__What the exercise asks__: All the entries need to be duplicated exactly, with the pictures omitted.
^^^^^^^^
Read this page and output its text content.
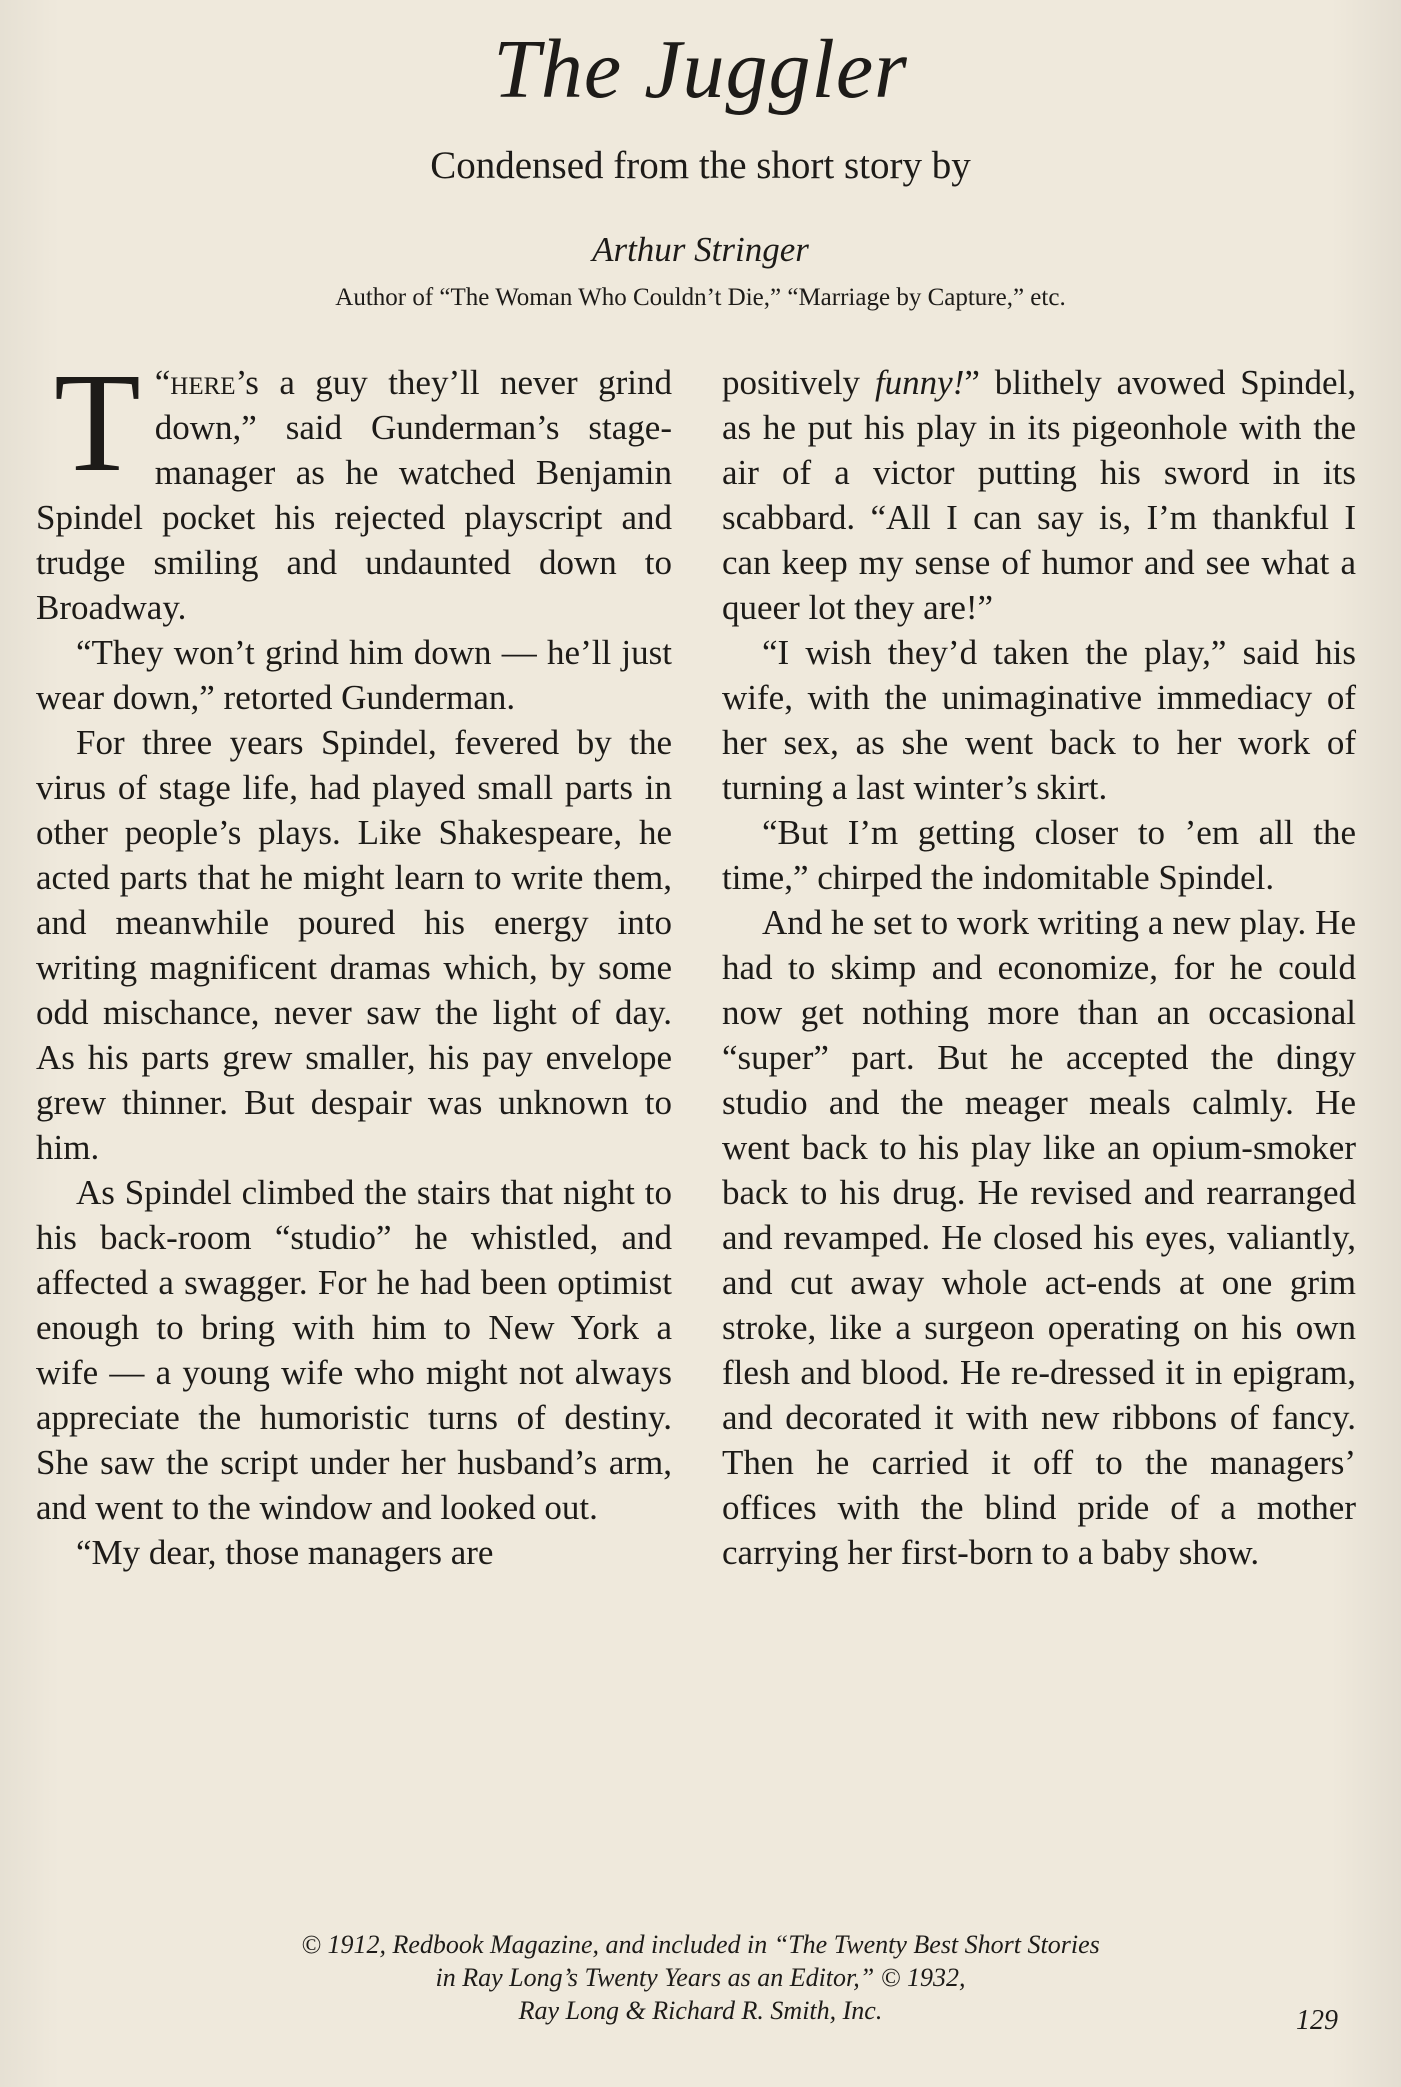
The Juggler
Condensed from the short story by
Arthur Stringer
Author of “The Woman Who Couldn’t Die,” “Marriage by Capture,” etc.

“
T here’s a guy they’ll never grind down,” said Gunderman’s stage-manager as he watched Benjamin Spindel pocket his rejected playscript and trudge smiling and undaunted down to Broadway.

“They won’t grind him down — he’ll just wear down,” retorted Gunderman.

For three years Spindel, fevered by the virus of stage life, had played small parts in other people’s plays. Like Shakespeare, he acted parts that he might learn to write them, and meanwhile poured his energy into writing magnificent dramas which, by some odd mischance, never saw the light of day. As his parts grew smaller, his pay envelope grew thinner. But despair was unknown to him.

As Spindel climbed the stairs that night to his back-room “studio” he whistled, and affected a swagger. For he had been optimist enough to bring with him to New York a wife — a young wife who might not always appreciate the humoristic turns of destiny. She saw the script under her husband’s arm, and went to the window and looked out.

“My dear, those managers are

positively funny!” blithely avowed Spindel, as he put his play in its pigeonhole with the air of a victor putting his sword in its scabbard. “All I can say is, I’m thankful I can keep my sense of humor and see what a queer lot they are!”

“I wish they’d taken the play,” said his wife, with the unimaginative immediacy of her sex, as she went back to her work of turning a last winter’s skirt.

“But I’m getting closer to ’em all the time,” chirped the indomitable Spindel.

And he set to work writing a new play. He had to skimp and economize, for he could now get nothing more than an occasional “super” part. But he accepted the dingy studio and the meager meals calmly. He went back to his play like an opium-smoker back to his drug. He revised and rearranged and revamped. He closed his eyes, valiantly, and cut away whole act-ends at one grim stroke, like a surgeon operating on his own flesh and blood. He re-dressed it in epigram, and decorated it with new ribbons of fancy. Then he carried it off to the managers’ offices with the blind pride of a mother carrying her first-born to a baby show.

© 1912, Redbook Magazine, and included in “The Twenty Best Short Stories
in Ray Long’s Twenty Years as an Editor,” © 1932,
Ray Long & Richard R. Smith, Inc.	129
^^^^^^^^
__Exercise solution__:
Read this page and output its text content.
The Juggler
Condensed from the short story by
Arthur Stringer
Author of “The Woman Who Couldn’t Die,” “Marriage by Capture,” etc.

“
T here’s a guy they’ll never grind down,” said Gunderman’s stage-manager as he watched Benjamin Spindel pocket his rejected playscript and trudge smiling and undaunted down to Broadway.

“They won’t grind him down — he’ll just wear down,” retorted Gunderman.

For three years Spindel, fevered by the virus of stage life, had played small parts in other people’s plays. Like Shakespeare, he acted parts that he might learn to write them, and meanwhile poured his energy into writing magnificent dramas which, by some odd mischance, never saw the light of day. As his parts grew smaller, his pay envelope grew thinner. But despair was unknown to him.

As Spindel climbed the stairs that night to his back-room “studio” he whistled, and affected a swagger. For he had been optimist enough to bring with him to New York a wife — a young wife who might not always appreciate the humoristic turns of destiny. She saw the script under her husband’s arm, and went to the window and looked out.

“My dear, those managers are

positively funny!” blithely avowed Spindel, as he put his play in its pigeonhole with the air of a victor putting his sword in its scabbard. “All I can say is, I’m thankful I can keep my sense of humor and see what a queer lot they are!”

“I wish they’d taken the play,” said his wife, with the unimaginative immediacy of her sex, as she went back to her work of turning a last winter’s skirt.

“But I’m getting closer to ’em all the time,” chirped the indomitable Spindel.

And he set to work writing a new play. He had to skimp and economize, for he could now get nothing more than an occasional “super” part. But he accepted the dingy studio and the meager meals calmly. He went back to his play like an opium-smoker back to his drug. He revised and rearranged and revamped. He closed his eyes, valiantly, and cut away whole act-ends at one grim stroke, like a surgeon operating on his own flesh and blood. He re-dressed it in epigram, and decorated it with new ribbons of fancy. Then he carried it off to the managers’ offices with the blind pride of a mother carrying her first-born to a baby show.

© 1912, Redbook Magazine, and included in “The Twenty Best Short Stories
in Ray Long’s Twenty Years as an Editor,” © 1932,
Ray Long & Richard R. Smith, Inc.	129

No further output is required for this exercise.